+++ Extracted data +++

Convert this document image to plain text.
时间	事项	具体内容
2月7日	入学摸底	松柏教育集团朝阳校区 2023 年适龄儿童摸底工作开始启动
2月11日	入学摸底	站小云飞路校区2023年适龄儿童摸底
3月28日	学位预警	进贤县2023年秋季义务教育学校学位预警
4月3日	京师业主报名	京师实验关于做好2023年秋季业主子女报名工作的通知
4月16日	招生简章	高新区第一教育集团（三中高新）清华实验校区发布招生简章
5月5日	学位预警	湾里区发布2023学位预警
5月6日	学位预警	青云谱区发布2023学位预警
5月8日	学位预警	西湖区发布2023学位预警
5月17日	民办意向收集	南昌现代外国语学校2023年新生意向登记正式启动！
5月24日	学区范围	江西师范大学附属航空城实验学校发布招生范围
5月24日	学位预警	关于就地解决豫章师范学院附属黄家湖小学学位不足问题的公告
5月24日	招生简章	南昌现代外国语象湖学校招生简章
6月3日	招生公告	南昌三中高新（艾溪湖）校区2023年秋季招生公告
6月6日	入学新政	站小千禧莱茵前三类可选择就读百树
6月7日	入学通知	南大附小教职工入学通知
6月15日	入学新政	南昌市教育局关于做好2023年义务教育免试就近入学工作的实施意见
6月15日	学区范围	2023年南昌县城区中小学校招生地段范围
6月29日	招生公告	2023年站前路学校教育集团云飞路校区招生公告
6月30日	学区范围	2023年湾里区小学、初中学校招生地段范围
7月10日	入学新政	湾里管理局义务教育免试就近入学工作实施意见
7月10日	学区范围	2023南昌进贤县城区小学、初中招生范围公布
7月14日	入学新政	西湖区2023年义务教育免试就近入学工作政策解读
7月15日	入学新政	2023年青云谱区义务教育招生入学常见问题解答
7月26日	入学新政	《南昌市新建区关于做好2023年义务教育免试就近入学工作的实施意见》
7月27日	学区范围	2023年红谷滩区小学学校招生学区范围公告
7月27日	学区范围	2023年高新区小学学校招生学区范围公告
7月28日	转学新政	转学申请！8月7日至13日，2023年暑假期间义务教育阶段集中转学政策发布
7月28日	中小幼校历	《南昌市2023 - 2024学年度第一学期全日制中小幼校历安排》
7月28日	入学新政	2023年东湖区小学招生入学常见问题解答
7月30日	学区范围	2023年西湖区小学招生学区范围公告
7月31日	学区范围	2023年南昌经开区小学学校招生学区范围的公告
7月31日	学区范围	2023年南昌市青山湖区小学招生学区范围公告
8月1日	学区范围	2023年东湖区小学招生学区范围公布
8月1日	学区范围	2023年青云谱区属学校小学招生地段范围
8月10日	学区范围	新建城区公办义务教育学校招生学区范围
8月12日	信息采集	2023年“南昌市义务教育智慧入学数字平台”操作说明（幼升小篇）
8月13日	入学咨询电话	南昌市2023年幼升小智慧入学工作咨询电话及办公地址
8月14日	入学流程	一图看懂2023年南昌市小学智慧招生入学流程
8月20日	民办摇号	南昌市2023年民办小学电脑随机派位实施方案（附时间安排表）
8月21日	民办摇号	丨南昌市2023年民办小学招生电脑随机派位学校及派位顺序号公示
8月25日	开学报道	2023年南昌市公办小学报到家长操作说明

+++

Exercise goal: Search the records for the word "招生公告" and copy every line where it occurs.

Solution to this problem:
6月3日	招生公告	南昌三中高新（艾溪湖）校区2023年秋季招生公告
6月29日	招生公告	2023年站前路学校教育集团云飞路校区招生公告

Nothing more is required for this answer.